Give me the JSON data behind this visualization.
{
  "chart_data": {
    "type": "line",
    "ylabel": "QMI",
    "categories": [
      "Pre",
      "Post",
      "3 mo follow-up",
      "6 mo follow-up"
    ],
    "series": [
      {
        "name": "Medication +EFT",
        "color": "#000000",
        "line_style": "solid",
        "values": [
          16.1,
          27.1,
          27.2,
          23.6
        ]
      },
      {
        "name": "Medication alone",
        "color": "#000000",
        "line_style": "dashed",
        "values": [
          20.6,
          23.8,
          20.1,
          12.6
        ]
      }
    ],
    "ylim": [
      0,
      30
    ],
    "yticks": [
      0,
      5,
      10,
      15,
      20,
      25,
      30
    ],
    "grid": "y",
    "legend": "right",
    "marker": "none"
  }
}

*The exercise*.
Copy out all of the records shown above exactly.

*Response to this exercise*.
Give me the JSON data behind this visualization.
{
  "chart_data": {
    "type": "line",
    "ylabel": "QMI",
    "categories": [
      "Pre",
      "Post",
      "3 mo follow-up",
      "6 mo follow-up"
    ],
    "series": [
      {
        "name": "Medication +EFT",
        "color": "#000000",
        "line_style": "solid",
        "values": [
          16.1,
          27.1,
          27.2,
          23.6
        ]
      },
      {
        "name": "Medication alone",
        "color": "#000000",
        "line_style": "dashed",
        "values": [
          20.6,
          23.8,
          20.1,
          12.6
        ]
      }
    ],
    "ylim": [
      0,
      30
    ],
    "yticks": [
      0,
      5,
      10,
      15,
      20,
      25,
      30
    ],
    "grid": "y",
    "legend": "right",
    "marker": "none"
  }
}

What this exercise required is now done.